# Start of PROVIDED DATA
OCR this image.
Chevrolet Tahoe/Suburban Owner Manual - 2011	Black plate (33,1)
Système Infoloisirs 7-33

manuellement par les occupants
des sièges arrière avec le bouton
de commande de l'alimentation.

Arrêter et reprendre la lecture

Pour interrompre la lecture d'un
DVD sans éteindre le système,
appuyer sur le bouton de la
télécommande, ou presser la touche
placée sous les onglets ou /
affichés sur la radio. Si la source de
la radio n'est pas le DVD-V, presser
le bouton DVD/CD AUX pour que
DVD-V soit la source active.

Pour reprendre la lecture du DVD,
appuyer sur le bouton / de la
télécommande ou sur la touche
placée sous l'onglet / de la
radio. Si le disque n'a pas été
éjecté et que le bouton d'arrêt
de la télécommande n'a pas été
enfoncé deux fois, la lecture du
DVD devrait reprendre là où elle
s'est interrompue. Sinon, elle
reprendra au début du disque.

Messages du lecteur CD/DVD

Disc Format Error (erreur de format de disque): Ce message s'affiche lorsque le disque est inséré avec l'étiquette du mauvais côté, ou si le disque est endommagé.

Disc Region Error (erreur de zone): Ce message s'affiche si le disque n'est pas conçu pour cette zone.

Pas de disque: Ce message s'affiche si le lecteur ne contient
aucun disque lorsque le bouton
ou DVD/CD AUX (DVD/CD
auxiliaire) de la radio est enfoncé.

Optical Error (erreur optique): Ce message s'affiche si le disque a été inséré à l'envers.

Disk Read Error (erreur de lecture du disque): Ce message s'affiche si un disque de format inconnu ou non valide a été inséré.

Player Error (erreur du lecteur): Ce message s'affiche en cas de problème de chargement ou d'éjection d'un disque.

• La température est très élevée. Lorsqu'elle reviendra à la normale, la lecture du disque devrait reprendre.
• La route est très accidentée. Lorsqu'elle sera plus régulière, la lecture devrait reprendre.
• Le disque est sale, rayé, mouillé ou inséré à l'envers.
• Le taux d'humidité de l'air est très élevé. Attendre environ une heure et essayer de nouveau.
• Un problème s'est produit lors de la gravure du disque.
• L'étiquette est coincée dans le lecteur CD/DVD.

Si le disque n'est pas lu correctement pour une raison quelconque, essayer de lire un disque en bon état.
# End of PROVIDED DATA
STATED PROBLEM >>
Exactly reproduce the material above.

COMPLETE OUTPUT >>
OCR this image.
Chevrolet Tahoe/Suburban Owner Manual - 2011	Black plate (33,1)
Système Infoloisirs 7-33

manuellement par les occupants
des sièges arrière avec le bouton
de commande de l'alimentation.

Arrêter et reprendre la lecture

Pour interrompre la lecture d'un
DVD sans éteindre le système,
appuyer sur le bouton de la
télécommande, ou presser la touche
placée sous les onglets ou /
affichés sur la radio. Si la source de
la radio n'est pas le DVD-V, presser
le bouton DVD/CD AUX pour que
DVD-V soit la source active.

Pour reprendre la lecture du DVD,
appuyer sur le bouton / de la
télécommande ou sur la touche
placée sous l'onglet / de la
radio. Si le disque n'a pas été
éjecté et que le bouton d'arrêt
de la télécommande n'a pas été
enfoncé deux fois, la lecture du
DVD devrait reprendre là où elle
s'est interrompue. Sinon, elle
reprendra au début du disque.

Messages du lecteur CD/DVD

Disc Format Error (erreur de format de disque): Ce message s'affiche lorsque le disque est inséré avec l'étiquette du mauvais côté, ou si le disque est endommagé.

Disc Region Error (erreur de zone): Ce message s'affiche si le disque n'est pas conçu pour cette zone.

Pas de disque: Ce message s'affiche si le lecteur ne contient
aucun disque lorsque le bouton
ou DVD/CD AUX (DVD/CD
auxiliaire) de la radio est enfoncé.

Optical Error (erreur optique): Ce message s'affiche si le disque a été inséré à l'envers.

Disk Read Error (erreur de lecture du disque): Ce message s'affiche si un disque de format inconnu ou non valide a été inséré.

Player Error (erreur du lecteur): Ce message s'affiche en cas de problème de chargement ou d'éjection d'un disque.

• La température est très élevée. Lorsqu'elle reviendra à la normale, la lecture du disque devrait reprendre.
• La route est très accidentée. Lorsqu'elle sera plus régulière, la lecture devrait reprendre.
• Le disque est sale, rayé, mouillé ou inséré à l'envers.
• Le taux d'humidité de l'air est très élevé. Attendre environ une heure et essayer de nouveau.
• Un problème s'est produit lors de la gravure du disque.
• L'étiquette est coincée dans le lecteur CD/DVD.

Si le disque n'est pas lu correctement pour une raison quelconque, essayer de lire un disque en bon état.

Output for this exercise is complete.